Exercise material -
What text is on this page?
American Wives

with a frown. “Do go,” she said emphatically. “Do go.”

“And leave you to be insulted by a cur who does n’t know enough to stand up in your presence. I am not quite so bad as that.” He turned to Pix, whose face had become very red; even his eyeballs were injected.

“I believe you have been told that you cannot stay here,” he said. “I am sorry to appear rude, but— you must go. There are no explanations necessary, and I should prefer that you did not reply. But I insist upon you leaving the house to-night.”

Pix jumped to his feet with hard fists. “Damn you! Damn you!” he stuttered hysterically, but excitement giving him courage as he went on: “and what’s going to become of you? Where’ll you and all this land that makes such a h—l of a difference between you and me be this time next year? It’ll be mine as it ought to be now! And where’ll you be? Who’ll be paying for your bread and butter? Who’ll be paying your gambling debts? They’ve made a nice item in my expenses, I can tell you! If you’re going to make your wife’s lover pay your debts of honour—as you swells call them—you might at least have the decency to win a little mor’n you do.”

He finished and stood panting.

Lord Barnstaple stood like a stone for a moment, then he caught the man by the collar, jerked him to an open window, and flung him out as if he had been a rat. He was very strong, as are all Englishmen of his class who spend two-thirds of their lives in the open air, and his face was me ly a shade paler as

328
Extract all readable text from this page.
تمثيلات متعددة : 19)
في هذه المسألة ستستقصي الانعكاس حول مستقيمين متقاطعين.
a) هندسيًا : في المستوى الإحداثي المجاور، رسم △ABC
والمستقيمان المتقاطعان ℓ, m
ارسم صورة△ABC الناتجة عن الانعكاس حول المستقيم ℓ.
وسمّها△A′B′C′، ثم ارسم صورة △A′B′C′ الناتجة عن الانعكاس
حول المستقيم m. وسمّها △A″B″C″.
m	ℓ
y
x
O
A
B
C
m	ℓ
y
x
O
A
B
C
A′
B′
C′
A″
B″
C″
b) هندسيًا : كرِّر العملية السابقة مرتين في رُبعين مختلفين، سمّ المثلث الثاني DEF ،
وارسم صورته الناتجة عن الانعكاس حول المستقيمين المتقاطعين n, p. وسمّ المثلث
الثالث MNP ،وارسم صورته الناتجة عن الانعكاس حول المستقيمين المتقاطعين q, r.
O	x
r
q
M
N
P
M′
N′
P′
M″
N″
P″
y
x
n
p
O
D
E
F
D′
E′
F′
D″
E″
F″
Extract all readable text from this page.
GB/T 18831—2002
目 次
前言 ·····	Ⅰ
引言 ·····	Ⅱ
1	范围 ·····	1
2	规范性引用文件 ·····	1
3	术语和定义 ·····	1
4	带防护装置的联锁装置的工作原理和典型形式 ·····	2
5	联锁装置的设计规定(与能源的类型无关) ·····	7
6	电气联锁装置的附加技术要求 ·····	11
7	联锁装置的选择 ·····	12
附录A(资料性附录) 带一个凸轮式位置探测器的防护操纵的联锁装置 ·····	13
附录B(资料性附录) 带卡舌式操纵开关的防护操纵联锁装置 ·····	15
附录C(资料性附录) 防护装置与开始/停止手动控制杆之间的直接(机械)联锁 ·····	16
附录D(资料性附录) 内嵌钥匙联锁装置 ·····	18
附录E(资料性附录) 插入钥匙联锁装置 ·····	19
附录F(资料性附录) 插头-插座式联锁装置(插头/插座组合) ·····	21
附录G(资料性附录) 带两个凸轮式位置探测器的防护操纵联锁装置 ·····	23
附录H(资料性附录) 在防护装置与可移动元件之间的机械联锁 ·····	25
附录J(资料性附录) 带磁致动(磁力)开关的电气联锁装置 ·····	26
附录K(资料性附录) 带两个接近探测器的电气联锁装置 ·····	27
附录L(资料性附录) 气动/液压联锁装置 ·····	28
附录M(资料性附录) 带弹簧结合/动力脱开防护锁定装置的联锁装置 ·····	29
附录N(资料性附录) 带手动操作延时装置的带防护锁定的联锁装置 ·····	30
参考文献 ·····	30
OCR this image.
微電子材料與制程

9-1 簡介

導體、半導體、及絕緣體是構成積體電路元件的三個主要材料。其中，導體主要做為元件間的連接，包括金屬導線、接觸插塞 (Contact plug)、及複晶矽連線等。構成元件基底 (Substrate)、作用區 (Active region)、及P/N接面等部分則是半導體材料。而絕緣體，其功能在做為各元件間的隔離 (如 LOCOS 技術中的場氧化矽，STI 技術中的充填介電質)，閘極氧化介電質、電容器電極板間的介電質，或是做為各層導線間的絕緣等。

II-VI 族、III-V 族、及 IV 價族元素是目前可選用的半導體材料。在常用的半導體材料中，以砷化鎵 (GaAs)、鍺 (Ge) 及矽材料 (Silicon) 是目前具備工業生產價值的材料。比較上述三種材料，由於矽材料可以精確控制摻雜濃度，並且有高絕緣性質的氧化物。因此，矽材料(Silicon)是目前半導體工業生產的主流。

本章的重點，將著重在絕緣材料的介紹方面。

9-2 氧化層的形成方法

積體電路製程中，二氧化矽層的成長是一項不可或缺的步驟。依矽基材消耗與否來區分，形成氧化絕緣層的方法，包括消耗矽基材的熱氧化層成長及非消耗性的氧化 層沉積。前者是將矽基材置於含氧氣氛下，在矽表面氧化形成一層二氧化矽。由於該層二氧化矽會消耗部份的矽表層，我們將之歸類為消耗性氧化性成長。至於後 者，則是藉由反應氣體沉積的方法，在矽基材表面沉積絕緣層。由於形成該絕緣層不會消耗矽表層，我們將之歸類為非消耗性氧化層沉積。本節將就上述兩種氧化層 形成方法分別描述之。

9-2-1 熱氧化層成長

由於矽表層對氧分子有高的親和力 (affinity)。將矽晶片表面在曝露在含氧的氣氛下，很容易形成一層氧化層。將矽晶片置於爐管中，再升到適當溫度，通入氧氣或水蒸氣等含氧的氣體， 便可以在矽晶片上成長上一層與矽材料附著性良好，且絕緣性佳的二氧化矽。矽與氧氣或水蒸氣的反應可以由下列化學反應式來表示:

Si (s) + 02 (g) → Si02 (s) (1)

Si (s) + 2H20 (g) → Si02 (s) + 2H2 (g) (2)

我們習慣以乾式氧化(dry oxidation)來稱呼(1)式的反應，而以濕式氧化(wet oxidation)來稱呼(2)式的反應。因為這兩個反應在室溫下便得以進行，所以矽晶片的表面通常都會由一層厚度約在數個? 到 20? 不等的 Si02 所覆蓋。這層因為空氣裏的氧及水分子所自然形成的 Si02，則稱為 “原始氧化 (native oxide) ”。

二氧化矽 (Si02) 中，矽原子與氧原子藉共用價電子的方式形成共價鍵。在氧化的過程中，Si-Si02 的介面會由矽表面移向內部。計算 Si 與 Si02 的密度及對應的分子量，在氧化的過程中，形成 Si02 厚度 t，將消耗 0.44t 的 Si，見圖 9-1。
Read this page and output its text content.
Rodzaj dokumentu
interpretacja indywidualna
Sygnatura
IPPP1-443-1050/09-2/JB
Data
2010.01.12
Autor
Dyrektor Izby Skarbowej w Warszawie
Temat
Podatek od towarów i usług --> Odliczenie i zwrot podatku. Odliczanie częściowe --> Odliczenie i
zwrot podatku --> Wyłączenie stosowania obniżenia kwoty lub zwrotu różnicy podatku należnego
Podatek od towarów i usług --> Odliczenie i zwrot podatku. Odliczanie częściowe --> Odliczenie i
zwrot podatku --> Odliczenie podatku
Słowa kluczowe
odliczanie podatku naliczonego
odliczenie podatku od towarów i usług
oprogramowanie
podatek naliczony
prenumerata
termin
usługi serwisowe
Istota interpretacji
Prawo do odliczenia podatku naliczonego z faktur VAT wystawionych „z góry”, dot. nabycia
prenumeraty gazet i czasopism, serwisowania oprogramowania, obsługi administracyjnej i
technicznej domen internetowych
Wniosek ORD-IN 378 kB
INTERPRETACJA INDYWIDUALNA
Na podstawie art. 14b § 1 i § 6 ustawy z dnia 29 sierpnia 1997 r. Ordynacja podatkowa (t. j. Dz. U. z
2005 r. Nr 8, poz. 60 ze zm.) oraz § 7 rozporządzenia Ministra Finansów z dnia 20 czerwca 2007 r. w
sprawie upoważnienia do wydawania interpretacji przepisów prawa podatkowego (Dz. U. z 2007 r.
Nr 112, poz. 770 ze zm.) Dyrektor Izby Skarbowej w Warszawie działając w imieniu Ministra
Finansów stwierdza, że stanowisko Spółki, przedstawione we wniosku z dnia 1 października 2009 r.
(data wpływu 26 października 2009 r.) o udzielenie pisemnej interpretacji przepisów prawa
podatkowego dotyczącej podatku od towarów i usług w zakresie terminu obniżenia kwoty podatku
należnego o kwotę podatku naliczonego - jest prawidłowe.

Given problem -
Above are lines of data; state how many of them contain the word "page", with no other output.

Task result -
4